> Work to be completed: Set down every entry word for word. Omit the pictures.

> Provided material:
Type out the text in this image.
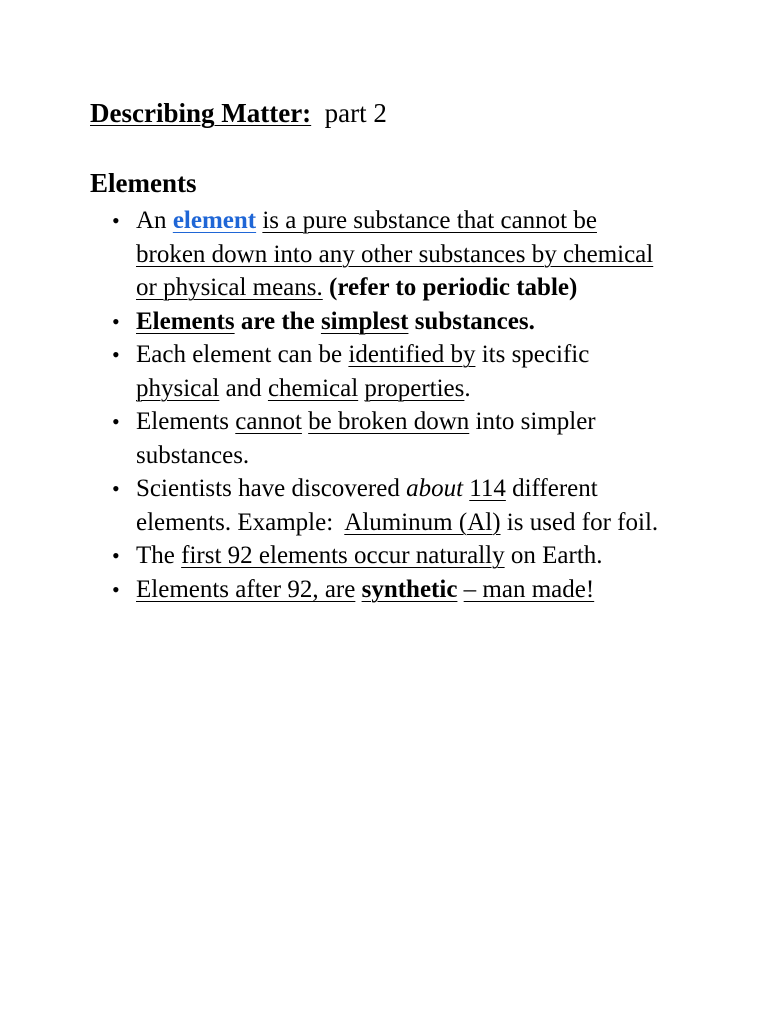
Describing Matter: part 2
Elements
• An element is a pure substance that cannot be broken down into any other substances by chemical or physical means. (refer to periodic table)
• Elements are the simplest substances.
• Each element can be identified by its specific physical and chemical properties.
• Elements cannot be broken down into simpler substances.
• Scientists have discovered about 114 different elements. Example: Aluminum (Al) is used for foil.
• The first 92 elements occur naturally on Earth.
• Elements after 92, are synthetic – man made!
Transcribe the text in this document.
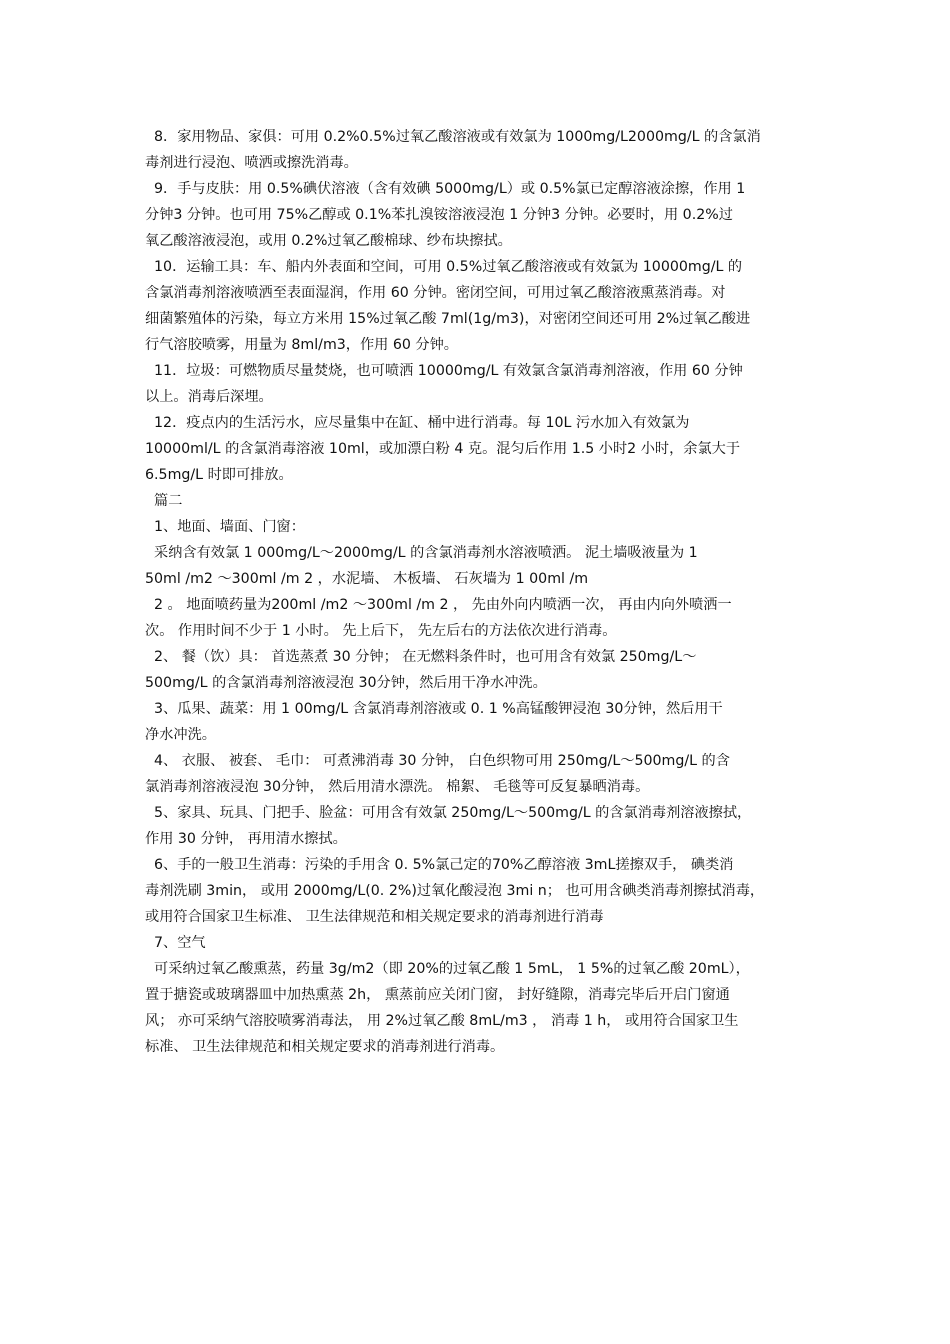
8．家用物品、家俱：可用 0.2%0.5%过氧乙酸溶液或有效氯为 1000mg/L2000mg/L 的含氯消
毒剂进行浸泡、喷洒或擦洗消毒。
9．手与皮肤：用 0.5%碘伏溶液（含有效碘 5000mg/L）或 0.5%氯已定醇溶液涂擦，作用 1
分钟3 分钟。也可用 75%乙醇或 0.1%苯扎溴铵溶液浸泡 1 分钟3 分钟。必要时，用 0.2%过
氧乙酸溶液浸泡，或用 0.2%过氧乙酸棉球、纱布块擦拭。
10．运输工具：车、船内外表面和空间，可用 0.5%过氧乙酸溶液或有效氯为 10000mg/L 的
含氯消毒剂溶液喷洒至表面湿润，作用 60 分钟。密闭空间，可用过氧乙酸溶液熏蒸消毒。对
细菌繁殖体的污染，每立方米用 15%过氧乙酸 7ml(1g/m3)，对密闭空间还可用 2%过氧乙酸进
行气溶胶喷雾，用量为 8ml/m3，作用 60 分钟。
11．垃圾：可燃物质尽量焚烧，也可喷洒 10000mg/L 有效氯含氯消毒剂溶液，作用 60 分钟
以上。消毒后深埋。
12．疫点内的生活污水，应尽量集中在缸、桶中进行消毒。每 10L 污水加入有效氯为
10000ml/L 的含氯消毒溶液 10ml，或加漂白粉 4 克。混匀后作用 1.5 小时2 小时，余氯大于
6.5mg/L 时即可排放。
篇二
1、地面、墙面、门窗：
采纳含有效氯 1 000mg/L～2000mg/L 的含氯消毒剂水溶液喷洒。 泥土墙吸液量为 1
50ml /m2 ～300ml /m 2 ，水泥墙、 木板墙、 石灰墙为 1 00ml /m
2 。 地面喷药量为200ml /m2 ～300ml /m 2 ， 先由外向内喷洒一次， 再由内向外喷洒一
次。 作用时间不少于 1 小时。 先上后下， 先左后右的方法依次进行消毒。
2、 餐（饮）具： 首选蒸煮 30 分钟； 在无燃料条件时，也可用含有效氯 250mg/L～
500mg/L 的含氯消毒剂溶液浸泡 30分钟，然后用干净水冲洗。
3、瓜果、蔬菜：用 1 00mg/L 含氯消毒剂溶液或 0. 1 %高锰酸钾浸泡 30分钟，然后用干
净水冲洗。
4、 衣服、 被套、 毛巾： 可煮沸消毒 30 分钟， 白色织物可用 250mg/L～500mg/L 的含
氯消毒剂溶液浸泡 30分钟， 然后用清水漂洗。 棉絮、 毛毯等可反复暴晒消毒。
5、家具、玩具、门把手、脸盆：可用含有效氯 250mg/L～500mg/L 的含氯消毒剂溶液擦拭，
作用 30 分钟， 再用清水擦拭。
6、手的一般卫生消毒：污染的手用含 0. 5%氯己定的70%乙醇溶液 3mL搓擦双手， 碘类消
毒剂洗刷 3min， 或用 2000mg/L(0. 2%)过氧化酸浸泡 3mi n； 也可用含碘类消毒剂擦拭消毒，
或用符合国家卫生标准、 卫生法律规范和相关规定要求的消毒剂进行消毒
7、空气
可采纳过氧乙酸熏蒸，药量 3g/m2（即 20%的过氧乙酸 1 5mL， 1 5%的过氧乙酸 20mL），
置于搪瓷或玻璃器皿中加热熏蒸 2h， 熏蒸前应关闭门窗， 封好缝隙，消毒完毕后开启门窗通
风； 亦可采纳气溶胶喷雾消毒法， 用 2%过氧乙酸 8mL/m3 ， 消毒 1 h， 或用符合国家卫生
标准、 卫生法律规范和相关规定要求的消毒剂进行消毒。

> Output:
Type out the text in this image.
Describing Matter: part 2
Elements
• An element is a pure substance that cannot be broken down into any other substances by chemical or physical means. (refer to periodic table)
• Elements are the simplest substances.
• Each element can be identified by its specific physical and chemical properties.
• Elements cannot be broken down into simpler substances.
• Scientists have discovered about 114 different elements. Example: Aluminum (Al) is used for foil.
• The first 92 elements occur naturally on Earth.
• Elements after 92, are synthetic – man made!
Transcribe the text in this document.
8．家用物品、家俱：可用 0.2%0.5%过氧乙酸溶液或有效氯为 1000mg/L2000mg/L 的含氯消
毒剂进行浸泡、喷洒或擦洗消毒。
9．手与皮肤：用 0.5%碘伏溶液（含有效碘 5000mg/L）或 0.5%氯已定醇溶液涂擦，作用 1
分钟3 分钟。也可用 75%乙醇或 0.1%苯扎溴铵溶液浸泡 1 分钟3 分钟。必要时，用 0.2%过
氧乙酸溶液浸泡，或用 0.2%过氧乙酸棉球、纱布块擦拭。
10．运输工具：车、船内外表面和空间，可用 0.5%过氧乙酸溶液或有效氯为 10000mg/L 的
含氯消毒剂溶液喷洒至表面湿润，作用 60 分钟。密闭空间，可用过氧乙酸溶液熏蒸消毒。对
细菌繁殖体的污染，每立方米用 15%过氧乙酸 7ml(1g/m3)，对密闭空间还可用 2%过氧乙酸进
行气溶胶喷雾，用量为 8ml/m3，作用 60 分钟。
11．垃圾：可燃物质尽量焚烧，也可喷洒 10000mg/L 有效氯含氯消毒剂溶液，作用 60 分钟
以上。消毒后深埋。
12．疫点内的生活污水，应尽量集中在缸、桶中进行消毒。每 10L 污水加入有效氯为
10000ml/L 的含氯消毒溶液 10ml，或加漂白粉 4 克。混匀后作用 1.5 小时2 小时，余氯大于
6.5mg/L 时即可排放。
篇二
1、地面、墙面、门窗：
采纳含有效氯 1 000mg/L～2000mg/L 的含氯消毒剂水溶液喷洒。 泥土墙吸液量为 1
50ml /m2 ～300ml /m 2 ，水泥墙、 木板墙、 石灰墙为 1 00ml /m
2 。 地面喷药量为200ml /m2 ～300ml /m 2 ， 先由外向内喷洒一次， 再由内向外喷洒一
次。 作用时间不少于 1 小时。 先上后下， 先左后右的方法依次进行消毒。
2、 餐（饮）具： 首选蒸煮 30 分钟； 在无燃料条件时，也可用含有效氯 250mg/L～
500mg/L 的含氯消毒剂溶液浸泡 30分钟，然后用干净水冲洗。
3、瓜果、蔬菜：用 1 00mg/L 含氯消毒剂溶液或 0. 1 %高锰酸钾浸泡 30分钟，然后用干
净水冲洗。
4、 衣服、 被套、 毛巾： 可煮沸消毒 30 分钟， 白色织物可用 250mg/L～500mg/L 的含
氯消毒剂溶液浸泡 30分钟， 然后用清水漂洗。 棉絮、 毛毯等可反复暴晒消毒。
5、家具、玩具、门把手、脸盆：可用含有效氯 250mg/L～500mg/L 的含氯消毒剂溶液擦拭，
作用 30 分钟， 再用清水擦拭。
6、手的一般卫生消毒：污染的手用含 0. 5%氯己定的70%乙醇溶液 3mL搓擦双手， 碘类消
毒剂洗刷 3min， 或用 2000mg/L(0. 2%)过氧化酸浸泡 3mi n； 也可用含碘类消毒剂擦拭消毒，
或用符合国家卫生标准、 卫生法律规范和相关规定要求的消毒剂进行消毒
7、空气
可采纳过氧乙酸熏蒸，药量 3g/m2（即 20%的过氧乙酸 1 5mL， 1 5%的过氧乙酸 20mL），
置于搪瓷或玻璃器皿中加热熏蒸 2h， 熏蒸前应关闭门窗， 封好缝隙，消毒完毕后开启门窗通
风； 亦可采纳气溶胶喷雾消毒法， 用 2%过氧乙酸 8mL/m3 ， 消毒 1 h， 或用符合国家卫生
标准、 卫生法律规范和相关规定要求的消毒剂进行消毒。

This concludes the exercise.